[Source records]:
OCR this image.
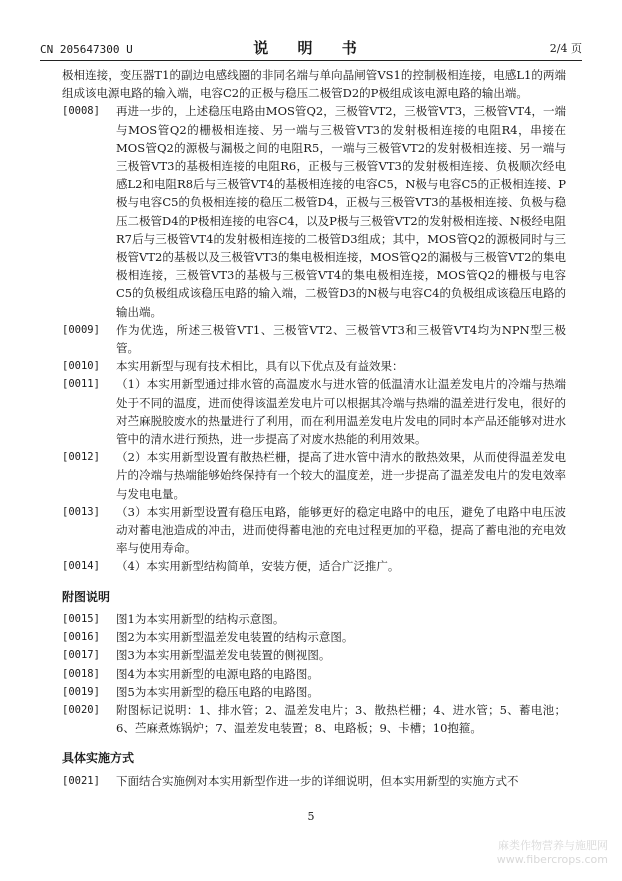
CN 205647300 U	说 明 书	2/4 页

极相连接，变压器T1的副边电感线圈的非同名端与单向晶闸管VS1的控制极相连接，电感L1的两端组成该电源电路的输入端，电容C2的正极与稳压二极管D2的P极组成该电源电路的输出端。

[0008]	再进一步的，上述稳压电路由MOS管Q2，三极管VT2，三极管VT3，三极管VT4，一端与MOS管Q2的栅极相连接、另一端与三极管VT3的发射极相连接的电阻R4，串接在MOS管Q2的源极与漏极之间的电阻R5，一端与三极管VT2的发射极相连接、另一端与三极管VT3的基极相连接的电阻R6，正极与三极管VT3的发射极相连接、负极顺次经电感L2和电阻R8后与三极管VT4的基极相连接的电容C5，N极与电容C5的正极相连接、P极与电容C5的负极相连接的稳压二极管D4，正极与三极管VT3的基极相连接、负极与稳压二极管D4的P极相连接的电容C4，以及P极与三极管VT2的发射极相连接、N极经电阻R7后与三极管VT4的发射极相连接的二极管D3组成；其中，MOS管Q2的源极同时与三极管VT2的基极以及三极管VT3的集电极相连接，MOS管Q2的漏极与三极管VT2的集电极相连接，三极管VT3的基极与三极管VT4的集电极相连接，MOS管Q2的栅极与电容C5的负极组成该稳压电路的输入端，二极管D3的N极与电容C4的负极组成该稳压电路的输出端。
[0009]	作为优选，所述三极管VT1、三极管VT2、三极管VT3和三极管VT4均为NPN型三极管。
[0010]	本实用新型与现有技术相比，具有以下优点及有益效果：
[0011]	（1）本实用新型通过排水管的高温废水与进水管的低温清水让温差发电片的冷端与热端处于不同的温度，进而使得该温差发电片可以根据其冷端与热端的温差进行发电，很好的对苎麻脱胶废水的热量进行了利用，而在利用温差发电片发电的同时本产品还能够对进水管中的清水进行预热，进一步提高了对废水热能的利用效果。
[0012]	（2）本实用新型设置有散热栏栅，提高了进水管中清水的散热效果，从而使得温差发电片的冷端与热端能够始终保持有一个较大的温度差，进一步提高了温差发电片的发电效率与发电电量。
[0013]	（3）本实用新型设置有稳压电路，能够更好的稳定电路中的电压，避免了电路中电压波动对蓄电池造成的冲击，进而使得蓄电池的充电过程更加的平稳，提高了蓄电池的充电效率与使用寿命。
[0014]	（4）本实用新型结构简单，安装方便，适合广泛推广。
附图说明
[0015]	图1为本实用新型的结构示意图。
[0016]	图2为本实用新型温差发电装置的结构示意图。
[0017]	图3为本实用新型温差发电装置的侧视图。
[0018]	图4为本实用新型的电源电路的电路图。
[0019]	图5为本实用新型的稳压电路的电路图。
[0020]	附图标记说明：1、排水管；2、温差发电片；3、散热栏栅；4、进水管；5、蓄电池；6、苎麻煮炼锅炉；7、温差发电装置；8、电路板；9、卡槽；10抱箍。
具体实施方式
[0021]	下面结合实施例对本实用新型作进一步的详细说明，但本实用新型的实施方式不
5
麻类作物营养与施肥网
www.fibercrops.com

[Description of the task]: Pictures excluded, quote all the data above exactly.

[Answer in full]:
OCR this image.
CN 205647300 U	说 明 书	2/4 页

极相连接，变压器T1的副边电感线圈的非同名端与单向晶闸管VS1的控制极相连接，电感L1的两端组成该电源电路的输入端，电容C2的正极与稳压二极管D2的P极组成该电源电路的输出端。

[0008]	再进一步的，上述稳压电路由MOS管Q2，三极管VT2，三极管VT3，三极管VT4，一端与MOS管Q2的栅极相连接、另一端与三极管VT3的发射极相连接的电阻R4，串接在MOS管Q2的源极与漏极之间的电阻R5，一端与三极管VT2的发射极相连接、另一端与三极管VT3的基极相连接的电阻R6，正极与三极管VT3的发射极相连接、负极顺次经电感L2和电阻R8后与三极管VT4的基极相连接的电容C5，N极与电容C5的正极相连接、P极与电容C5的负极相连接的稳压二极管D4，正极与三极管VT3的基极相连接、负极与稳压二极管D4的P极相连接的电容C4，以及P极与三极管VT2的发射极相连接、N极经电阻R7后与三极管VT4的发射极相连接的二极管D3组成；其中，MOS管Q2的源极同时与三极管VT2的基极以及三极管VT3的集电极相连接，MOS管Q2的漏极与三极管VT2的集电极相连接，三极管VT3的基极与三极管VT4的集电极相连接，MOS管Q2的栅极与电容C5的负极组成该稳压电路的输入端，二极管D3的N极与电容C4的负极组成该稳压电路的输出端。
[0009]	作为优选，所述三极管VT1、三极管VT2、三极管VT3和三极管VT4均为NPN型三极管。
[0010]	本实用新型与现有技术相比，具有以下优点及有益效果：
[0011]	（1）本实用新型通过排水管的高温废水与进水管的低温清水让温差发电片的冷端与热端处于不同的温度，进而使得该温差发电片可以根据其冷端与热端的温差进行发电，很好的对苎麻脱胶废水的热量进行了利用，而在利用温差发电片发电的同时本产品还能够对进水管中的清水进行预热，进一步提高了对废水热能的利用效果。
[0012]	（2）本实用新型设置有散热栏栅，提高了进水管中清水的散热效果，从而使得温差发电片的冷端与热端能够始终保持有一个较大的温度差，进一步提高了温差发电片的发电效率与发电电量。
[0013]	（3）本实用新型设置有稳压电路，能够更好的稳定电路中的电压，避免了电路中电压波动对蓄电池造成的冲击，进而使得蓄电池的充电过程更加的平稳，提高了蓄电池的充电效率与使用寿命。
[0014]	（4）本实用新型结构简单，安装方便，适合广泛推广。
附图说明
[0015]	图1为本实用新型的结构示意图。
[0016]	图2为本实用新型温差发电装置的结构示意图。
[0017]	图3为本实用新型温差发电装置的侧视图。
[0018]	图4为本实用新型的电源电路的电路图。
[0019]	图5为本实用新型的稳压电路的电路图。
[0020]	附图标记说明：1、排水管；2、温差发电片；3、散热栏栅；4、进水管；5、蓄电池；6、苎麻煮炼锅炉；7、温差发电装置；8、电路板；9、卡槽；10抱箍。
具体实施方式
[0021]	下面结合实施例对本实用新型作进一步的详细说明，但本实用新型的实施方式不
5
麻类作物营养与施肥网
www.fibercrops.com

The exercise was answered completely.